REQUIREMENTS: Reproduce the full listing that appears beneath this instruction exactly.

DATA FOR THE TASK:
______________________________

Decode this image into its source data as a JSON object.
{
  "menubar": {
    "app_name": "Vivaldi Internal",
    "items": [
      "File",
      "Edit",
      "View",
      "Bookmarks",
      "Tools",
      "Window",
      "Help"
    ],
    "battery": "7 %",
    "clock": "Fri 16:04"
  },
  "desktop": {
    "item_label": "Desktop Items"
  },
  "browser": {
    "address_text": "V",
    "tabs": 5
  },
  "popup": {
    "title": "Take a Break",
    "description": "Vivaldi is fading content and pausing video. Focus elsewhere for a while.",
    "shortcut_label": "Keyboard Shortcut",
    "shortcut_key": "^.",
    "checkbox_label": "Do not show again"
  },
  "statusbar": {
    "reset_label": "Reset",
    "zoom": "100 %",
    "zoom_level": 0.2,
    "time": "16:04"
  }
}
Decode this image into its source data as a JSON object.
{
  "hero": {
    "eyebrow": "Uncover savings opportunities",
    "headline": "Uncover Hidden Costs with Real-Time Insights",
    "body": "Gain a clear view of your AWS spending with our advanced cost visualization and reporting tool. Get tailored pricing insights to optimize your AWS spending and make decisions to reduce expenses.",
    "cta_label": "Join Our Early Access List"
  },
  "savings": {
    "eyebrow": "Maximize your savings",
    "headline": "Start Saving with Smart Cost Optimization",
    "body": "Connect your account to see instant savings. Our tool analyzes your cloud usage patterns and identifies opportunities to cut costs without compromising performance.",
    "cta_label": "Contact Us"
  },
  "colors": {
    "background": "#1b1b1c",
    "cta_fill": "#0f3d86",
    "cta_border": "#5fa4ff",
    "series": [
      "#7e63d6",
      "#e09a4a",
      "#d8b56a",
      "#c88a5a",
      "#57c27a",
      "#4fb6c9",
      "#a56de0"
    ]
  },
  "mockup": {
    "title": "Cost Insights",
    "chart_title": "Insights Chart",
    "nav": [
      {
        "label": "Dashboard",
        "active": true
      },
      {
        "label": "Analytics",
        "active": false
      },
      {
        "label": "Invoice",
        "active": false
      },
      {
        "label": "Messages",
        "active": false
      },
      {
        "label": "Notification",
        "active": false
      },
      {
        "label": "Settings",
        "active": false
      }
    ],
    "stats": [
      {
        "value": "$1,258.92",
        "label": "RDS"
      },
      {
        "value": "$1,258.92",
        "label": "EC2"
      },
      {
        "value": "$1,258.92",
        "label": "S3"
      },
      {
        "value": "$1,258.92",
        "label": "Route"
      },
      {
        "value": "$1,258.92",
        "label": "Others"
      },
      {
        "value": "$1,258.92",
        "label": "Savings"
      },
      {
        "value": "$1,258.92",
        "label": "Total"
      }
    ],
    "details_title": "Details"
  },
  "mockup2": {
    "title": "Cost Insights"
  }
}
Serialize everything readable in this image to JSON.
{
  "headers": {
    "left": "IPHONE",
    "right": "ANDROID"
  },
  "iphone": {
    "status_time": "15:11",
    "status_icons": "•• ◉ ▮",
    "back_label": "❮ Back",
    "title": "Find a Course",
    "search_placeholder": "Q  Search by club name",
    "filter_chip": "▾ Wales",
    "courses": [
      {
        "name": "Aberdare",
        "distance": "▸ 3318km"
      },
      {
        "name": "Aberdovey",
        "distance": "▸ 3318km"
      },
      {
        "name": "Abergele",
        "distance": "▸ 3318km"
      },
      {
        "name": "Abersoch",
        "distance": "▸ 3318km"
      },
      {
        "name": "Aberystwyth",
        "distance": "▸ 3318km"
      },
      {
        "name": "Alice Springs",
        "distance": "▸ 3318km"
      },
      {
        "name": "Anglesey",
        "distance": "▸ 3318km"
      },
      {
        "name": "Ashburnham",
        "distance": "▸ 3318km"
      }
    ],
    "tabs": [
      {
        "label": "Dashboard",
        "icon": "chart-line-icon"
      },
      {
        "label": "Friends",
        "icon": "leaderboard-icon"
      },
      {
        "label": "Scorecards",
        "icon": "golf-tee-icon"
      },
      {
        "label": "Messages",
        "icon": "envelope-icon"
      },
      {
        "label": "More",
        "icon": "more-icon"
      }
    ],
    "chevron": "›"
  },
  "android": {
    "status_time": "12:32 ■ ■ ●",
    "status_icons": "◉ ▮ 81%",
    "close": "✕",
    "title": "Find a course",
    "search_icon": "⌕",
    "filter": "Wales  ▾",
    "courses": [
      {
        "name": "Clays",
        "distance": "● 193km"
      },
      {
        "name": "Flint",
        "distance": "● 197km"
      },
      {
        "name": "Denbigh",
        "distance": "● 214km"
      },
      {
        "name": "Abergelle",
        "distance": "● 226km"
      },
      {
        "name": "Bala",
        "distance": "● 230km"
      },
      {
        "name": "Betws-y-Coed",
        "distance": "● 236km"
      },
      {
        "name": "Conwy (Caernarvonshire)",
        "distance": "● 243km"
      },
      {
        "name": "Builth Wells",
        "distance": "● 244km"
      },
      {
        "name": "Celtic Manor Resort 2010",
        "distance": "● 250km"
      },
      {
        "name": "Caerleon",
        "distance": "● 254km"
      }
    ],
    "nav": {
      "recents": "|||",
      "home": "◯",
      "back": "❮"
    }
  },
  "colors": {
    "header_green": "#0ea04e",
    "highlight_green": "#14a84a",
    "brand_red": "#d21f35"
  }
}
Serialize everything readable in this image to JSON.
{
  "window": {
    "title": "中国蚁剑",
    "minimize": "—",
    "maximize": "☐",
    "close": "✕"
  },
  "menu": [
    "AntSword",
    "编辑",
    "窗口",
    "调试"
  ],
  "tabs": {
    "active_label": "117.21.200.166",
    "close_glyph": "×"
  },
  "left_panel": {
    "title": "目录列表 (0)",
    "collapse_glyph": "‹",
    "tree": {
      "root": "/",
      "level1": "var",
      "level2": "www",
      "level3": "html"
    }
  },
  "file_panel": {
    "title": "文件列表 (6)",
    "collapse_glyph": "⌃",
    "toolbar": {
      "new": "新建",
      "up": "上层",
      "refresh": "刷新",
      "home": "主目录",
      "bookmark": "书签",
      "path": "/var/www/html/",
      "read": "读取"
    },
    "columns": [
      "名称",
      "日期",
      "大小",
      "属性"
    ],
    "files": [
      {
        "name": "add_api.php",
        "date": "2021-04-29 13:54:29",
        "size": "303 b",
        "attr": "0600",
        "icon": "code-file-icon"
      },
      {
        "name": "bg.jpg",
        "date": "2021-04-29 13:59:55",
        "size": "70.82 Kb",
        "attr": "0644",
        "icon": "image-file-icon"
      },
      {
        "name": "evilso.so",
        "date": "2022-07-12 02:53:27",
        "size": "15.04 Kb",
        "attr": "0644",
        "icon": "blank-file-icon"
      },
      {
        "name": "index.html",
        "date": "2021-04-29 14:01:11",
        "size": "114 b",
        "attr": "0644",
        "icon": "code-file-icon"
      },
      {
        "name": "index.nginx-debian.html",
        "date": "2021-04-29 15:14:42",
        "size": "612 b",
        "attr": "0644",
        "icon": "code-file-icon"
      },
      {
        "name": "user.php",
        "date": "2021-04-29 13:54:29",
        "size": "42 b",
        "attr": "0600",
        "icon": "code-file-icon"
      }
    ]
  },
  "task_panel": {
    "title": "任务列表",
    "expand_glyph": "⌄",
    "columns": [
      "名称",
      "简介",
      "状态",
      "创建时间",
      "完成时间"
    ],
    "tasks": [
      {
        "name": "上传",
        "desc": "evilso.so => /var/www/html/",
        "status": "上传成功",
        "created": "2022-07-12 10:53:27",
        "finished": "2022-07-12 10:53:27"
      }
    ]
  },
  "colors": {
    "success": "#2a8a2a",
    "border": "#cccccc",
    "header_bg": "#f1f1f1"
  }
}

______________________________

EXPECTED OUTPUT:
Decode this image into its source data as a JSON object.
{
  "menubar": {
    "app_name": "Vivaldi Internal",
    "items": [
      "File",
      "Edit",
      "View",
      "Bookmarks",
      "Tools",
      "Window",
      "Help"
    ],
    "battery": "7 %",
    "clock": "Fri 16:04"
  },
  "desktop": {
    "item_label": "Desktop Items"
  },
  "browser": {
    "address_text": "V",
    "tabs": 5
  },
  "popup": {
    "title": "Take a Break",
    "description": "Vivaldi is fading content and pausing video. Focus elsewhere for a while.",
    "shortcut_label": "Keyboard Shortcut",
    "shortcut_key": "^.",
    "checkbox_label": "Do not show again"
  },
  "statusbar": {
    "reset_label": "Reset",
    "zoom": "100 %",
    "zoom_level": 0.2,
    "time": "16:04"
  }
}
Decode this image into its source data as a JSON object.
{
  "hero": {
    "eyebrow": "Uncover savings opportunities",
    "headline": "Uncover Hidden Costs with Real-Time Insights",
    "body": "Gain a clear view of your AWS spending with our advanced cost visualization and reporting tool. Get tailored pricing insights to optimize your AWS spending and make decisions to reduce expenses.",
    "cta_label": "Join Our Early Access List"
  },
  "savings": {
    "eyebrow": "Maximize your savings",
    "headline": "Start Saving with Smart Cost Optimization",
    "body": "Connect your account to see instant savings. Our tool analyzes your cloud usage patterns and identifies opportunities to cut costs without compromising performance.",
    "cta_label": "Contact Us"
  },
  "colors": {
    "background": "#1b1b1c",
    "cta_fill": "#0f3d86",
    "cta_border": "#5fa4ff",
    "series": [
      "#7e63d6",
      "#e09a4a",
      "#d8b56a",
      "#c88a5a",
      "#57c27a",
      "#4fb6c9",
      "#a56de0"
    ]
  },
  "mockup": {
    "title": "Cost Insights",
    "chart_title": "Insights Chart",
    "nav": [
      {
        "label": "Dashboard",
        "active": true
      },
      {
        "label": "Analytics",
        "active": false
      },
      {
        "label": "Invoice",
        "active": false
      },
      {
        "label": "Messages",
        "active": false
      },
      {
        "label": "Notification",
        "active": false
      },
      {
        "label": "Settings",
        "active": false
      }
    ],
    "stats": [
      {
        "value": "$1,258.92",
        "label": "RDS"
      },
      {
        "value": "$1,258.92",
        "label": "EC2"
      },
      {
        "value": "$1,258.92",
        "label": "S3"
      },
      {
        "value": "$1,258.92",
        "label": "Route"
      },
      {
        "value": "$1,258.92",
        "label": "Others"
      },
      {
        "value": "$1,258.92",
        "label": "Savings"
      },
      {
        "value": "$1,258.92",
        "label": "Total"
      }
    ],
    "details_title": "Details"
  },
  "mockup2": {
    "title": "Cost Insights"
  }
}
Serialize everything readable in this image to JSON.
{
  "headers": {
    "left": "IPHONE",
    "right": "ANDROID"
  },
  "iphone": {
    "status_time": "15:11",
    "status_icons": "•• ◉ ▮",
    "back_label": "❮ Back",
    "title": "Find a Course",
    "search_placeholder": "Q  Search by club name",
    "filter_chip": "▾ Wales",
    "courses": [
      {
        "name": "Aberdare",
        "distance": "▸ 3318km"
      },
      {
        "name": "Aberdovey",
        "distance": "▸ 3318km"
      },
      {
        "name": "Abergele",
        "distance": "▸ 3318km"
      },
      {
        "name": "Abersoch",
        "distance": "▸ 3318km"
      },
      {
        "name": "Aberystwyth",
        "distance": "▸ 3318km"
      },
      {
        "name": "Alice Springs",
        "distance": "▸ 3318km"
      },
      {
        "name": "Anglesey",
        "distance": "▸ 3318km"
      },
      {
        "name": "Ashburnham",
        "distance": "▸ 3318km"
      }
    ],
    "tabs": [
      {
        "label": "Dashboard",
        "icon": "chart-line-icon"
      },
      {
        "label": "Friends",
        "icon": "leaderboard-icon"
      },
      {
        "label": "Scorecards",
        "icon": "golf-tee-icon"
      },
      {
        "label": "Messages",
        "icon": "envelope-icon"
      },
      {
        "label": "More",
        "icon": "more-icon"
      }
    ],
    "chevron": "›"
  },
  "android": {
    "status_time": "12:32 ■ ■ ●",
    "status_icons": "◉ ▮ 81%",
    "close": "✕",
    "title": "Find a course",
    "search_icon": "⌕",
    "filter": "Wales  ▾",
    "courses": [
      {
        "name": "Clays",
        "distance": "● 193km"
      },
      {
        "name": "Flint",
        "distance": "● 197km"
      },
      {
        "name": "Denbigh",
        "distance": "● 214km"
      },
      {
        "name": "Abergelle",
        "distance": "● 226km"
      },
      {
        "name": "Bala",
        "distance": "● 230km"
      },
      {
        "name": "Betws-y-Coed",
        "distance": "● 236km"
      },
      {
        "name": "Conwy (Caernarvonshire)",
        "distance": "● 243km"
      },
      {
        "name": "Builth Wells",
        "distance": "● 244km"
      },
      {
        "name": "Celtic Manor Resort 2010",
        "distance": "● 250km"
      },
      {
        "name": "Caerleon",
        "distance": "● 254km"
      }
    ],
    "nav": {
      "recents": "|||",
      "home": "◯",
      "back": "❮"
    }
  },
  "colors": {
    "header_green": "#0ea04e",
    "highlight_green": "#14a84a",
    "brand_red": "#d21f35"
  }
}
Serialize everything readable in this image to JSON.
{
  "window": {
    "title": "中国蚁剑",
    "minimize": "—",
    "maximize": "☐",
    "close": "✕"
  },
  "menu": [
    "AntSword",
    "编辑",
    "窗口",
    "调试"
  ],
  "tabs": {
    "active_label": "117.21.200.166",
    "close_glyph": "×"
  },
  "left_panel": {
    "title": "目录列表 (0)",
    "collapse_glyph": "‹",
    "tree": {
      "root": "/",
      "level1": "var",
      "level2": "www",
      "level3": "html"
    }
  },
  "file_panel": {
    "title": "文件列表 (6)",
    "collapse_glyph": "⌃",
    "toolbar": {
      "new": "新建",
      "up": "上层",
      "refresh": "刷新",
      "home": "主目录",
      "bookmark": "书签",
      "path": "/var/www/html/",
      "read": "读取"
    },
    "columns": [
      "名称",
      "日期",
      "大小",
      "属性"
    ],
    "files": [
      {
        "name": "add_api.php",
        "date": "2021-04-29 13:54:29",
        "size": "303 b",
        "attr": "0600",
        "icon": "code-file-icon"
      },
      {
        "name": "bg.jpg",
        "date": "2021-04-29 13:59:55",
        "size": "70.82 Kb",
        "attr": "0644",
        "icon": "image-file-icon"
      },
      {
        "name": "evilso.so",
        "date": "2022-07-12 02:53:27",
        "size": "15.04 Kb",
        "attr": "0644",
        "icon": "blank-file-icon"
      },
      {
        "name": "index.html",
        "date": "2021-04-29 14:01:11",
        "size": "114 b",
        "attr": "0644",
        "icon": "code-file-icon"
      },
      {
        "name": "index.nginx-debian.html",
        "date": "2021-04-29 15:14:42",
        "size": "612 b",
        "attr": "0644",
        "icon": "code-file-icon"
      },
      {
        "name": "user.php",
        "date": "2021-04-29 13:54:29",
        "size": "42 b",
        "attr": "0600",
        "icon": "code-file-icon"
      }
    ]
  },
  "task_panel": {
    "title": "任务列表",
    "expand_glyph": "⌄",
    "columns": [
      "名称",
      "简介",
      "状态",
      "创建时间",
      "完成时间"
    ],
    "tasks": [
      {
        "name": "上传",
        "desc": "evilso.so => /var/www/html/",
        "status": "上传成功",
        "created": "2022-07-12 10:53:27",
        "finished": "2022-07-12 10:53:27"
      }
    ]
  },
  "colors": {
    "success": "#2a8a2a",
    "border": "#cccccc",
    "header_bg": "#f1f1f1"
  }
}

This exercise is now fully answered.